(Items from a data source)
Start of Block

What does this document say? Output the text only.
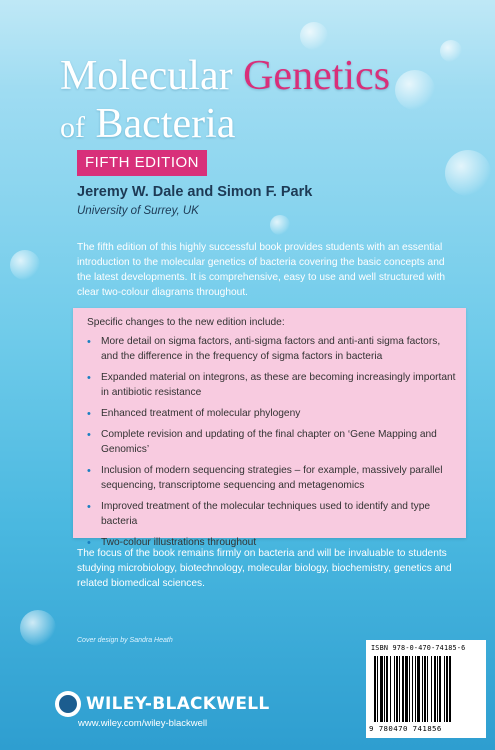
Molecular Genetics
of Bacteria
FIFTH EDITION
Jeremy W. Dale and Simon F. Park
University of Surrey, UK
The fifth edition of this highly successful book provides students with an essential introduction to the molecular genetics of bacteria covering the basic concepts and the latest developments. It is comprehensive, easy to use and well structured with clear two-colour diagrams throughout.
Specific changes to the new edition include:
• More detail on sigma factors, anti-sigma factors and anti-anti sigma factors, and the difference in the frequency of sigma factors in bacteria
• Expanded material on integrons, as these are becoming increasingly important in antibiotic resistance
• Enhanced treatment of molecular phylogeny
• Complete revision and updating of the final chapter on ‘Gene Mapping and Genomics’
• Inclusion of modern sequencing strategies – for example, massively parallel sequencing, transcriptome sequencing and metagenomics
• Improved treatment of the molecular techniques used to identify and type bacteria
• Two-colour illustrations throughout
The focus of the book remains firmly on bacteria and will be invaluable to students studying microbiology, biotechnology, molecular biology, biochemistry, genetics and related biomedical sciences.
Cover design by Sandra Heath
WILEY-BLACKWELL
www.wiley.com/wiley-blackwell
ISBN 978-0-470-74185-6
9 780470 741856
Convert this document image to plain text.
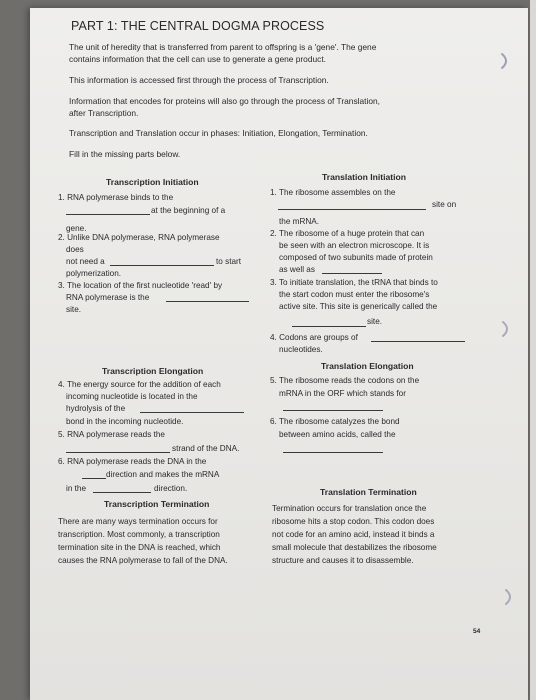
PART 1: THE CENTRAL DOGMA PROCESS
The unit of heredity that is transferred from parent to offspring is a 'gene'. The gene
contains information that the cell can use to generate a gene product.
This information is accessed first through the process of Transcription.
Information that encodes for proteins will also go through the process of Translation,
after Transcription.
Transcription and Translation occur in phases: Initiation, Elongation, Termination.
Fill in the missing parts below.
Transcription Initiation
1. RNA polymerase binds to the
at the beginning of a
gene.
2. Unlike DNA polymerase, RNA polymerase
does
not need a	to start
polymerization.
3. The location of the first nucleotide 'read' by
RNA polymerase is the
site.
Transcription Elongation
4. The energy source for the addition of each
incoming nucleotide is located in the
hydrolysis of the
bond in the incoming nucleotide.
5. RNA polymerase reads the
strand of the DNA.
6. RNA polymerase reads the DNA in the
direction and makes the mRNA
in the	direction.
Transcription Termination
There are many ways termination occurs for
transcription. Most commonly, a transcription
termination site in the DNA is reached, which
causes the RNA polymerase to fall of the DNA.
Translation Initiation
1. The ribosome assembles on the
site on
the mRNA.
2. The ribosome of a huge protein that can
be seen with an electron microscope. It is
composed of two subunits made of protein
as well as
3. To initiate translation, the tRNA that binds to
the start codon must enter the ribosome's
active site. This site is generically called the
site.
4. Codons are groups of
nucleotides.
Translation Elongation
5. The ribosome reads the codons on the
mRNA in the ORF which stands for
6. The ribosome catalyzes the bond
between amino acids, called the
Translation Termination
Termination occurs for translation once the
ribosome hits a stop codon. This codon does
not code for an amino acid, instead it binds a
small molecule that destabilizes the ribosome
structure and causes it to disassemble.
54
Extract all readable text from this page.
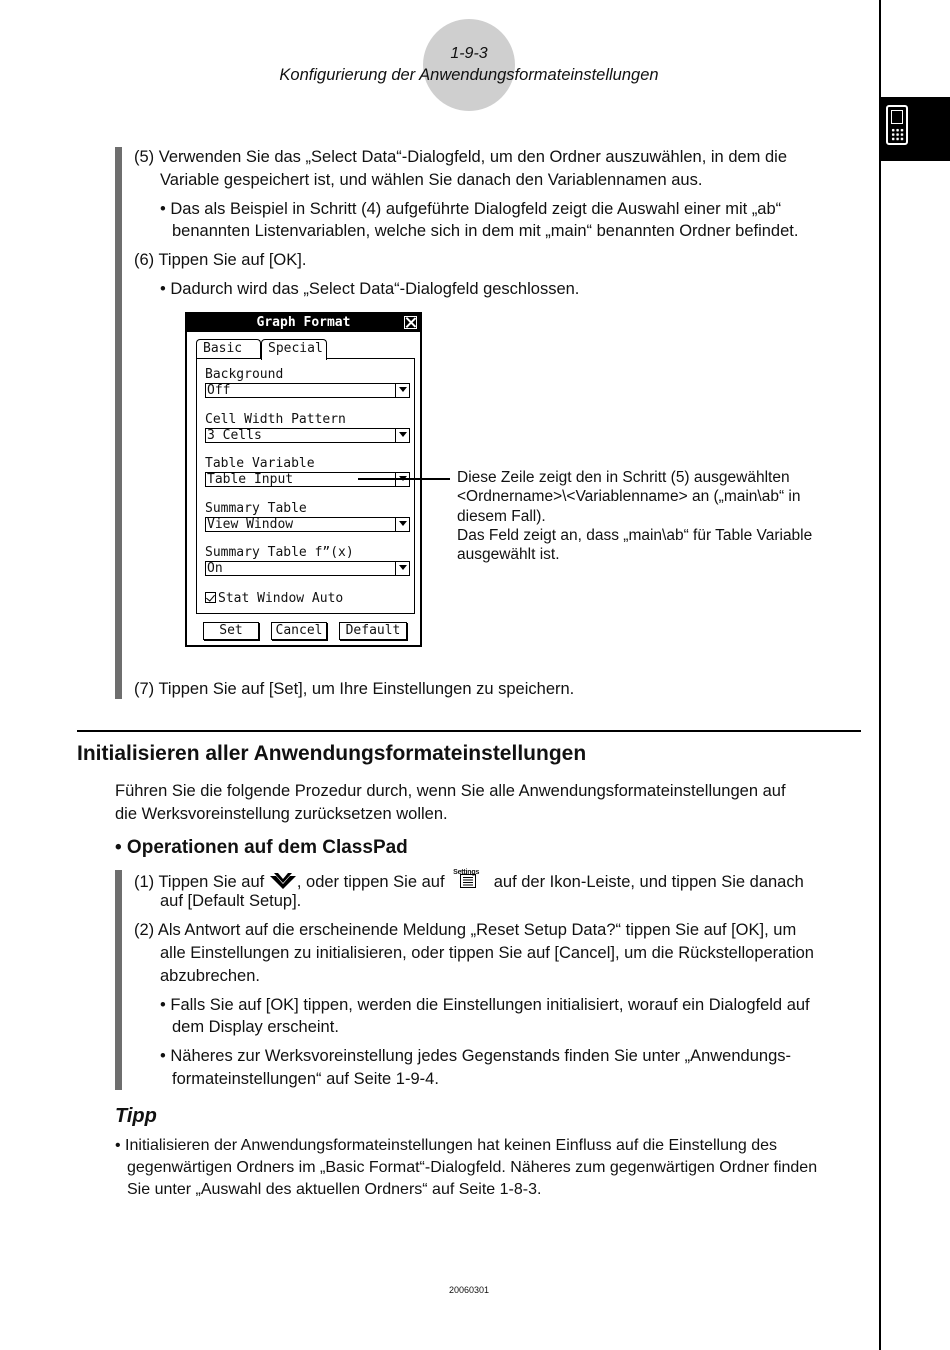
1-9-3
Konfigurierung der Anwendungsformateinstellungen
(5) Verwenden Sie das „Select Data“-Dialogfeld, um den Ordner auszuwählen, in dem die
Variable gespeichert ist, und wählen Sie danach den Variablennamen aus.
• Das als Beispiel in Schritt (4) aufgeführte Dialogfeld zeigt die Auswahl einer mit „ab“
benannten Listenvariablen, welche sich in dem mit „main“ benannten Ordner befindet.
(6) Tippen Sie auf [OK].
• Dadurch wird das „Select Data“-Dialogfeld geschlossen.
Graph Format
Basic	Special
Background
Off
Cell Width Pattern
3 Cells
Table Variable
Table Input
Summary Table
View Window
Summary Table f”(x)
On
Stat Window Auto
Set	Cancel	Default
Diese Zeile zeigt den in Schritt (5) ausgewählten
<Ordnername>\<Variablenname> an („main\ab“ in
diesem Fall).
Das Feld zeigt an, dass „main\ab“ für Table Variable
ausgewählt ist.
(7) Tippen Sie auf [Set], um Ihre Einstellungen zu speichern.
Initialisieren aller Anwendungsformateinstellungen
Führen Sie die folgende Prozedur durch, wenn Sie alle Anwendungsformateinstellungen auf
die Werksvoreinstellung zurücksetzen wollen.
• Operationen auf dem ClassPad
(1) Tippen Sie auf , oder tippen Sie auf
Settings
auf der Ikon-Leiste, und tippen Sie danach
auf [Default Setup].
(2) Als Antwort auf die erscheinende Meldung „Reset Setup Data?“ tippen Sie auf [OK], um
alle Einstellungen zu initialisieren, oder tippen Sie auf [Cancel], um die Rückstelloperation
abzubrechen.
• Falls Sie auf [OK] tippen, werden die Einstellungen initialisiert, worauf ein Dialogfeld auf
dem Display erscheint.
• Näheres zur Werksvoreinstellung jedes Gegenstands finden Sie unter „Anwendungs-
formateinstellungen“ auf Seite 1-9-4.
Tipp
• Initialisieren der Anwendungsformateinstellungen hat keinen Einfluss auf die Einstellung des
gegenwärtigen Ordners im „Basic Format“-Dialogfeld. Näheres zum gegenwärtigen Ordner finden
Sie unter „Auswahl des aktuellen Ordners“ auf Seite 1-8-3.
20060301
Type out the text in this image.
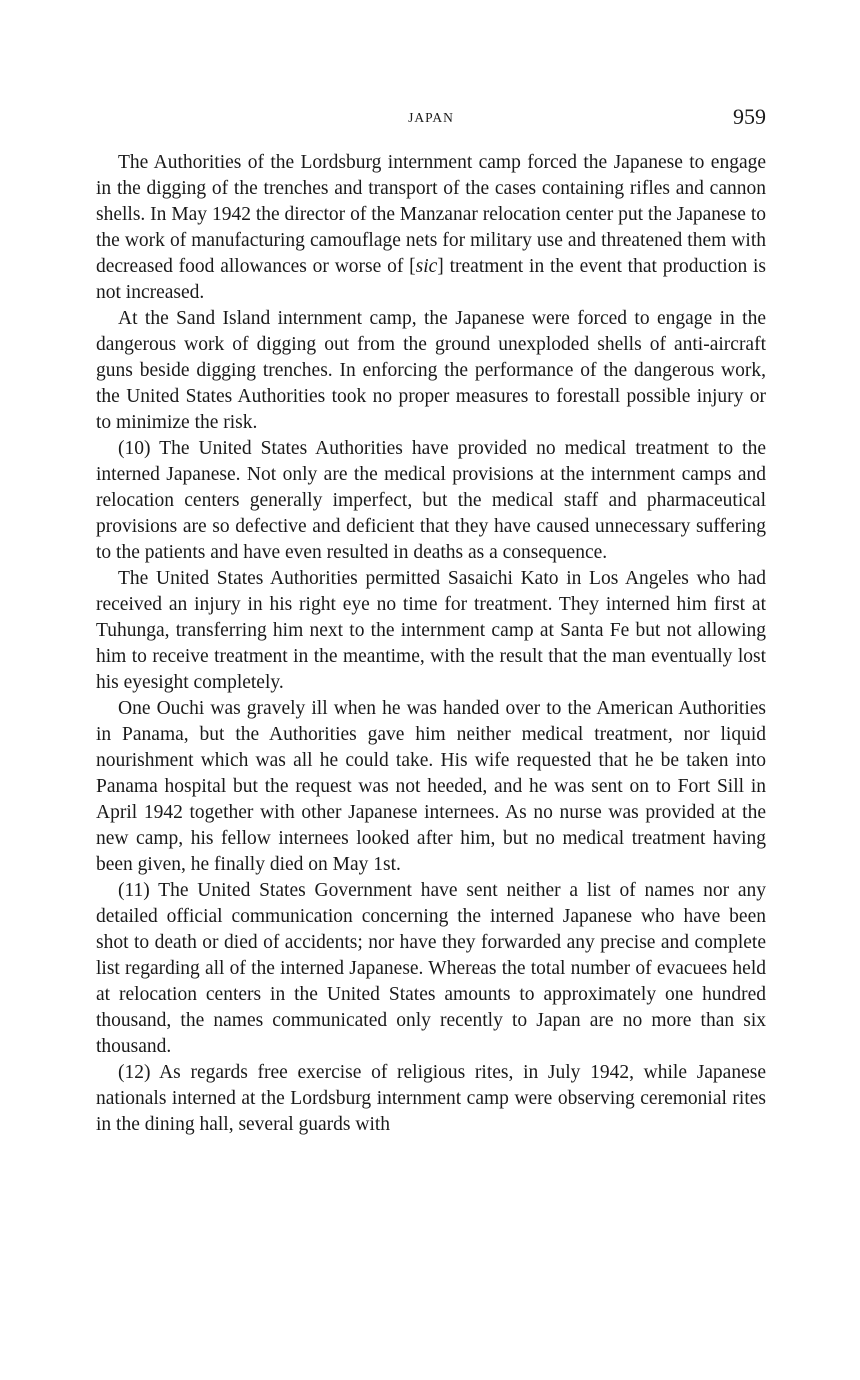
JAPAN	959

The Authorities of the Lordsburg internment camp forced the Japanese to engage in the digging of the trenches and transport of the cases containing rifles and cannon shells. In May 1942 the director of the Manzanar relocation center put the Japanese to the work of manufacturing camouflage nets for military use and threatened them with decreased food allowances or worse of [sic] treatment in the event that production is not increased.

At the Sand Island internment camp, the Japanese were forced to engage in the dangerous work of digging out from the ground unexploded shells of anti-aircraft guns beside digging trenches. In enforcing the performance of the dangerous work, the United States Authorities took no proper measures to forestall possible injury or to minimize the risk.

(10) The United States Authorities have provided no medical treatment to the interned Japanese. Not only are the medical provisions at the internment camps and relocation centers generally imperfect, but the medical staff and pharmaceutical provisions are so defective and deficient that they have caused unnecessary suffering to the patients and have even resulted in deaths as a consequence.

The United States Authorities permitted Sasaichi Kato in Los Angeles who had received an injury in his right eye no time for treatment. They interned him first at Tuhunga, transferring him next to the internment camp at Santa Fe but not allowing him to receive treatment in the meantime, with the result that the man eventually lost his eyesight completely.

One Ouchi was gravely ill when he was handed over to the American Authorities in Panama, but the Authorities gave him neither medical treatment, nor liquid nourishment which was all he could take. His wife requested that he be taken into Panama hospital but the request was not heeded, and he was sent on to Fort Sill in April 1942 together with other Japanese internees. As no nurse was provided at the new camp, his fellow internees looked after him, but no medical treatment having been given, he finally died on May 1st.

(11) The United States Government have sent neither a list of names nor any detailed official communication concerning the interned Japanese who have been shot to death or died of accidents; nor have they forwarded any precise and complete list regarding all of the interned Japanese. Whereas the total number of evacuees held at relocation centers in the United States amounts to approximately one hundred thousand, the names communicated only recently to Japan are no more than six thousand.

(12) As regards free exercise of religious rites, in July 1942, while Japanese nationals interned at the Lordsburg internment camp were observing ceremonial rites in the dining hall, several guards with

End of Block

#### Task
What is needed is an exact printout of every record above, with the pictures left out.

#### Answer to this problem
What does this document say? Output the text only.
Molecular Genetics
of Bacteria
FIFTH EDITION
Jeremy W. Dale and Simon F. Park
University of Surrey, UK
The fifth edition of this highly successful book provides students with an essential introduction to the molecular genetics of bacteria covering the basic concepts and the latest developments. It is comprehensive, easy to use and well structured with clear two-colour diagrams throughout.
Specific changes to the new edition include:
• More detail on sigma factors, anti-sigma factors and anti-anti sigma factors, and the difference in the frequency of sigma factors in bacteria
• Expanded material on integrons, as these are becoming increasingly important in antibiotic resistance
• Enhanced treatment of molecular phylogeny
• Complete revision and updating of the final chapter on ‘Gene Mapping and Genomics’
• Inclusion of modern sequencing strategies – for example, massively parallel sequencing, transcriptome sequencing and metagenomics
• Improved treatment of the molecular techniques used to identify and type bacteria
• Two-colour illustrations throughout
The focus of the book remains firmly on bacteria and will be invaluable to students studying microbiology, biotechnology, molecular biology, biochemistry, genetics and related biomedical sciences.
Cover design by Sandra Heath
WILEY-BLACKWELL
www.wiley.com/wiley-blackwell
ISBN 978-0-470-74185-6
9 780470 741856
Convert this document image to plain text.
PART 1: THE CENTRAL DOGMA PROCESS
The unit of heredity that is transferred from parent to offspring is a 'gene'. The gene
contains information that the cell can use to generate a gene product.
This information is accessed first through the process of Transcription.
Information that encodes for proteins will also go through the process of Translation,
after Transcription.
Transcription and Translation occur in phases: Initiation, Elongation, Termination.
Fill in the missing parts below.
Transcription Initiation
1. RNA polymerase binds to the
at the beginning of a
gene.
2. Unlike DNA polymerase, RNA polymerase
does
not need a	to start
polymerization.
3. The location of the first nucleotide 'read' by
RNA polymerase is the
site.
Transcription Elongation
4. The energy source for the addition of each
incoming nucleotide is located in the
hydrolysis of the
bond in the incoming nucleotide.
5. RNA polymerase reads the
strand of the DNA.
6. RNA polymerase reads the DNA in the
direction and makes the mRNA
in the	direction.
Transcription Termination
There are many ways termination occurs for
transcription. Most commonly, a transcription
termination site in the DNA is reached, which
causes the RNA polymerase to fall of the DNA.
Translation Initiation
1. The ribosome assembles on the
site on
the mRNA.
2. The ribosome of a huge protein that can
be seen with an electron microscope. It is
composed of two subunits made of protein
as well as
3. To initiate translation, the tRNA that binds to
the start codon must enter the ribosome's
active site. This site is generically called the
site.
4. Codons are groups of
nucleotides.
Translation Elongation
5. The ribosome reads the codons on the
mRNA in the ORF which stands for
6. The ribosome catalyzes the bond
between amino acids, called the
Translation Termination
Termination occurs for translation once the
ribosome hits a stop codon. This codon does
not code for an amino acid, instead it binds a
small molecule that destabilizes the ribosome
structure and causes it to disassemble.
54
Extract all readable text from this page.
1-9-3
Konfigurierung der Anwendungsformateinstellungen
(5) Verwenden Sie das „Select Data“-Dialogfeld, um den Ordner auszuwählen, in dem die
Variable gespeichert ist, und wählen Sie danach den Variablennamen aus.
• Das als Beispiel in Schritt (4) aufgeführte Dialogfeld zeigt die Auswahl einer mit „ab“
benannten Listenvariablen, welche sich in dem mit „main“ benannten Ordner befindet.
(6) Tippen Sie auf [OK].
• Dadurch wird das „Select Data“-Dialogfeld geschlossen.
Graph Format
Basic	Special
Background
Off
Cell Width Pattern
3 Cells
Table Variable
Table Input
Summary Table
View Window
Summary Table f”(x)
On
Stat Window Auto
Set	Cancel	Default
Diese Zeile zeigt den in Schritt (5) ausgewählten
<Ordnername>\<Variablenname> an („main\ab“ in
diesem Fall).
Das Feld zeigt an, dass „main\ab“ für Table Variable
ausgewählt ist.
(7) Tippen Sie auf [Set], um Ihre Einstellungen zu speichern.
Initialisieren aller Anwendungsformateinstellungen
Führen Sie die folgende Prozedur durch, wenn Sie alle Anwendungsformateinstellungen auf
die Werksvoreinstellung zurücksetzen wollen.
• Operationen auf dem ClassPad
(1) Tippen Sie auf , oder tippen Sie auf
Settings
auf der Ikon-Leiste, und tippen Sie danach
auf [Default Setup].
(2) Als Antwort auf die erscheinende Meldung „Reset Setup Data?“ tippen Sie auf [OK], um
alle Einstellungen zu initialisieren, oder tippen Sie auf [Cancel], um die Rückstelloperation
abzubrechen.
• Falls Sie auf [OK] tippen, werden die Einstellungen initialisiert, worauf ein Dialogfeld auf
dem Display erscheint.
• Näheres zur Werksvoreinstellung jedes Gegenstands finden Sie unter „Anwendungs-
formateinstellungen“ auf Seite 1-9-4.
Tipp
• Initialisieren der Anwendungsformateinstellungen hat keinen Einfluss auf die Einstellung des
gegenwärtigen Ordners im „Basic Format“-Dialogfeld. Näheres zum gegenwärtigen Ordner finden
Sie unter „Auswahl des aktuellen Ordners“ auf Seite 1-8-3.
20060301
Type out the text in this image.
JAPAN	959

The Authorities of the Lordsburg internment camp forced the Japanese to engage in the digging of the trenches and transport of the cases containing rifles and cannon shells. In May 1942 the director of the Manzanar relocation center put the Japanese to the work of manufacturing camouflage nets for military use and threatened them with decreased food allowances or worse of [sic] treatment in the event that production is not increased.

At the Sand Island internment camp, the Japanese were forced to engage in the dangerous work of digging out from the ground unexploded shells of anti-aircraft guns beside digging trenches. In enforcing the performance of the dangerous work, the United States Authorities took no proper measures to forestall possible injury or to minimize the risk.

(10) The United States Authorities have provided no medical treatment to the interned Japanese. Not only are the medical provisions at the internment camps and relocation centers generally imperfect, but the medical staff and pharmaceutical provisions are so defective and deficient that they have caused unnecessary suffering to the patients and have even resulted in deaths as a consequence.

The United States Authorities permitted Sasaichi Kato in Los Angeles who had received an injury in his right eye no time for treatment. They interned him first at Tuhunga, transferring him next to the internment camp at Santa Fe but not allowing him to receive treatment in the meantime, with the result that the man eventually lost his eyesight completely.

One Ouchi was gravely ill when he was handed over to the American Authorities in Panama, but the Authorities gave him neither medical treatment, nor liquid nourishment which was all he could take. His wife requested that he be taken into Panama hospital but the request was not heeded, and he was sent on to Fort Sill in April 1942 together with other Japanese internees. As no nurse was provided at the new camp, his fellow internees looked after him, but no medical treatment having been given, he finally died on May 1st.

(11) The United States Government have sent neither a list of names nor any detailed official communication concerning the interned Japanese who have been shot to death or died of accidents; nor have they forwarded any precise and complete list regarding all of the interned Japanese. Whereas the total number of evacuees held at relocation centers in the United States amounts to approximately one hundred thousand, the names communicated only recently to Japan are no more than six thousand.

(12) As regards free exercise of religious rites, in July 1942, while Japanese nationals interned at the Lordsburg internment camp were observing ceremonial rites in the dining hall, several guards with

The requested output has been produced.